Set down the material below word for word, excluding the pictures.

> _Data for the task_
* Start *
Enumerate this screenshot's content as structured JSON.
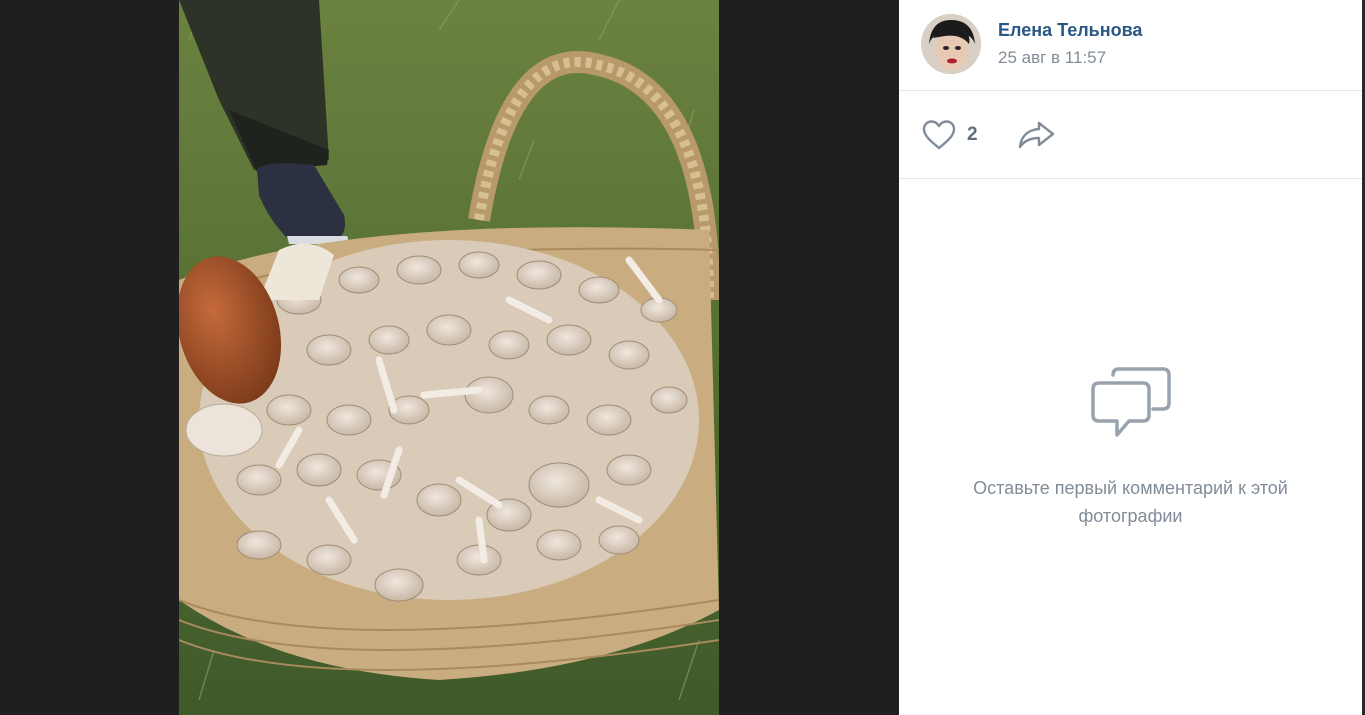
{
  "post": {
    "author_name": "Елена Тельнова",
    "date": "25 авг в 11:57",
    "likes": "2"
  },
  "comments": {
    "empty_line1": "Оставьте первый комментарий к этой",
    "empty_line2": "фотографии"
  },
  "icons": {
    "like": "heart-icon",
    "share": "share-arrow-icon",
    "comments": "comment-bubbles-icon"
  },
  "colors": {
    "link": "#2a5885",
    "muted": "#818c99",
    "background_dark": "#1f1f1f"
  }
}
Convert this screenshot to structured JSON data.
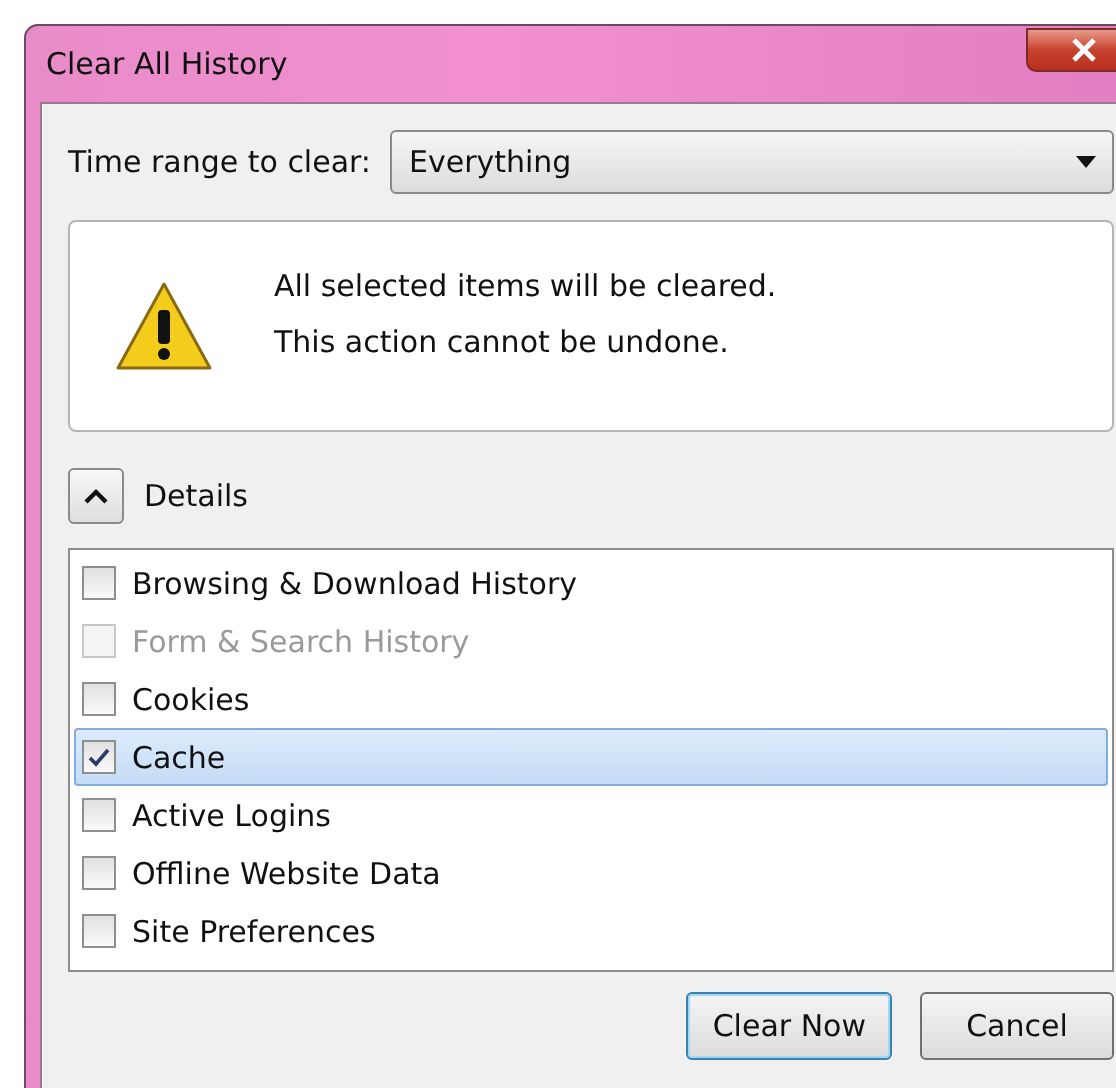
{
  "window": {
    "title": "Clear All History"
  },
  "time_range": {
    "label": "Time range to clear:",
    "value": "Everything"
  },
  "warning": {
    "lines": [
      "All selected items will be cleared.",
      "This action cannot be undone."
    ]
  },
  "details": {
    "label": "Details",
    "expanded": true
  },
  "items": [
    {
      "label": "Browsing & Download History",
      "checked": false,
      "disabled": false,
      "selected": false
    },
    {
      "label": "Form & Search History",
      "checked": false,
      "disabled": true,
      "selected": false
    },
    {
      "label": "Cookies",
      "checked": false,
      "disabled": false,
      "selected": false
    },
    {
      "label": "Cache",
      "checked": true,
      "disabled": false,
      "selected": true
    },
    {
      "label": "Active Logins",
      "checked": false,
      "disabled": false,
      "selected": false
    },
    {
      "label": "Offline Website Data",
      "checked": false,
      "disabled": false,
      "selected": false
    },
    {
      "label": "Site Preferences",
      "checked": false,
      "disabled": false,
      "selected": false
    }
  ],
  "buttons": [
    {
      "label": "Clear Now",
      "default": true
    },
    {
      "label": "Cancel",
      "default": false
    }
  ]
}
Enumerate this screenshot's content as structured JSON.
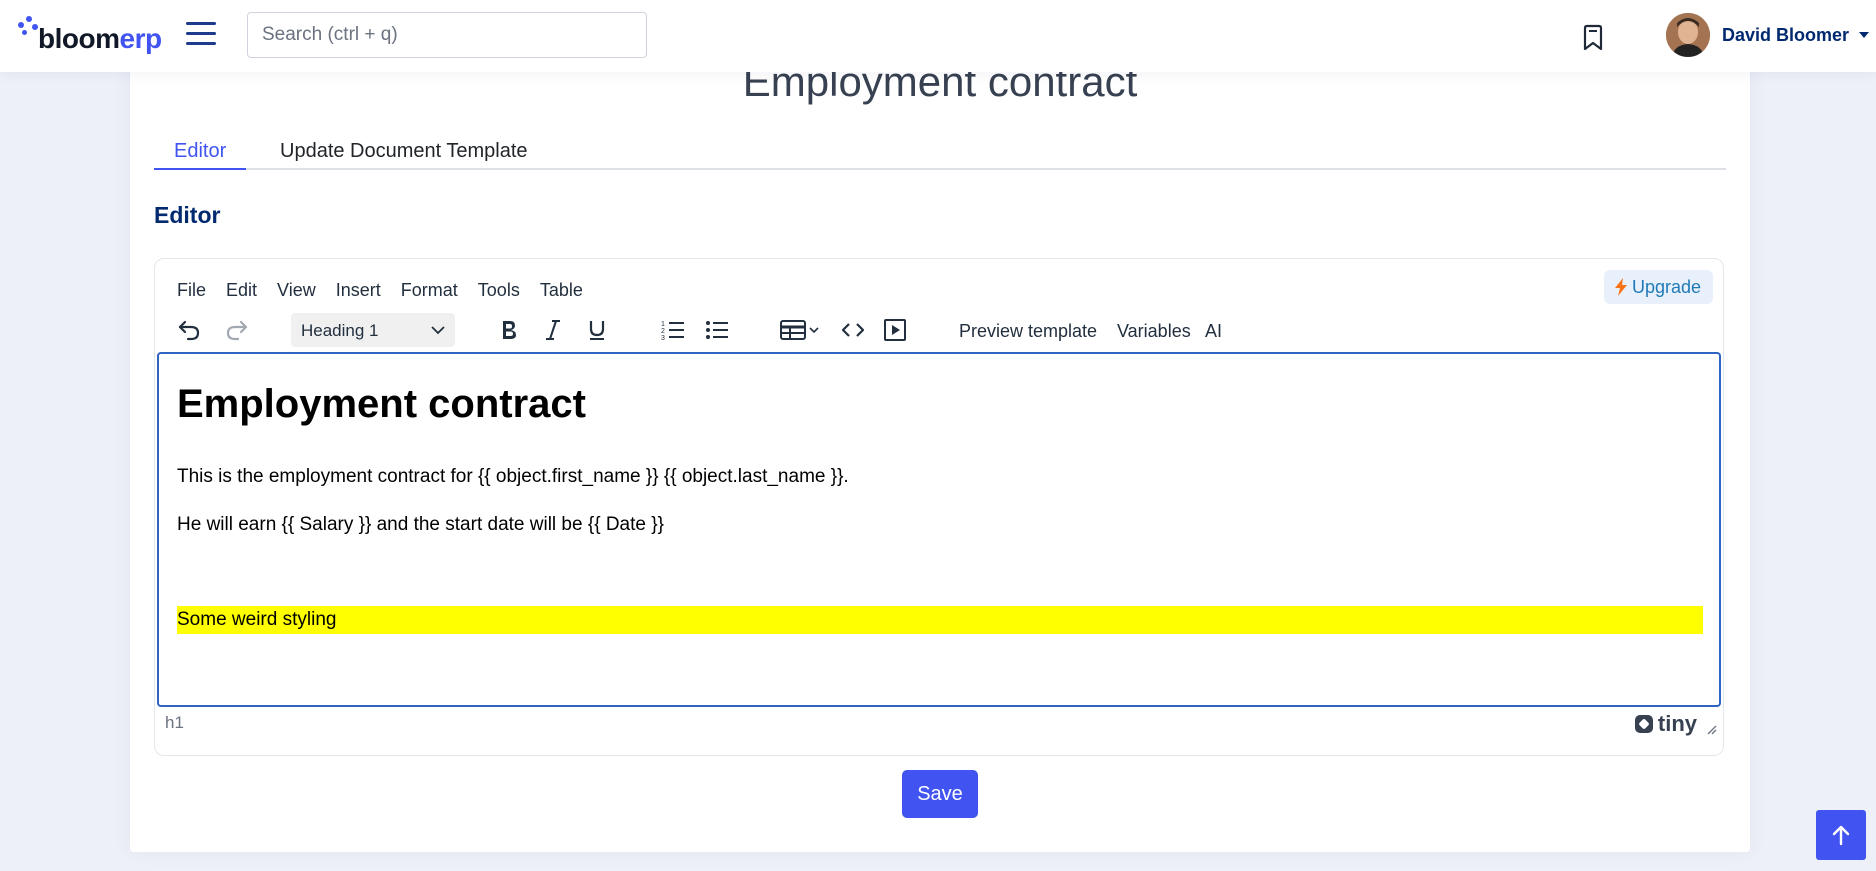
* End *
> _Written solution_
Enumerate this screenshot's content as structured JSON.
{
  "post": {
    "author_name": "Елена Тельнова",
    "date": "25 авг в 11:57",
    "likes": "2"
  },
  "comments": {
    "empty_line1": "Оставьте первый комментарий к этой",
    "empty_line2": "фотографии"
  },
  "icons": {
    "like": "heart-icon",
    "share": "share-arrow-icon",
    "comments": "comment-bubbles-icon"
  },
  "colors": {
    "link": "#2a5885",
    "muted": "#818c99",
    "background_dark": "#1f1f1f"
  }
}
Convert this screenshot to structured JSON data.
{
  "window": {
    "title": "Clear All History"
  },
  "time_range": {
    "label": "Time range to clear:",
    "value": "Everything"
  },
  "warning": {
    "lines": [
      "All selected items will be cleared.",
      "This action cannot be undone."
    ]
  },
  "details": {
    "label": "Details",
    "expanded": true
  },
  "items": [
    {
      "label": "Browsing & Download History",
      "checked": false,
      "disabled": false,
      "selected": false
    },
    {
      "label": "Form & Search History",
      "checked": false,
      "disabled": true,
      "selected": false
    },
    {
      "label": "Cookies",
      "checked": false,
      "disabled": false,
      "selected": false
    },
    {
      "label": "Cache",
      "checked": true,
      "disabled": false,
      "selected": true
    },
    {
      "label": "Active Logins",
      "checked": false,
      "disabled": false,
      "selected": false
    },
    {
      "label": "Offline Website Data",
      "checked": false,
      "disabled": false,
      "selected": false
    },
    {
      "label": "Site Preferences",
      "checked": false,
      "disabled": false,
      "selected": false
    }
  ],
  "buttons": [
    {
      "label": "Clear Now",
      "default": true
    },
    {
      "label": "Cancel",
      "default": false
    }
  ]
}
Enumerate this screenshot's content as structured JSON.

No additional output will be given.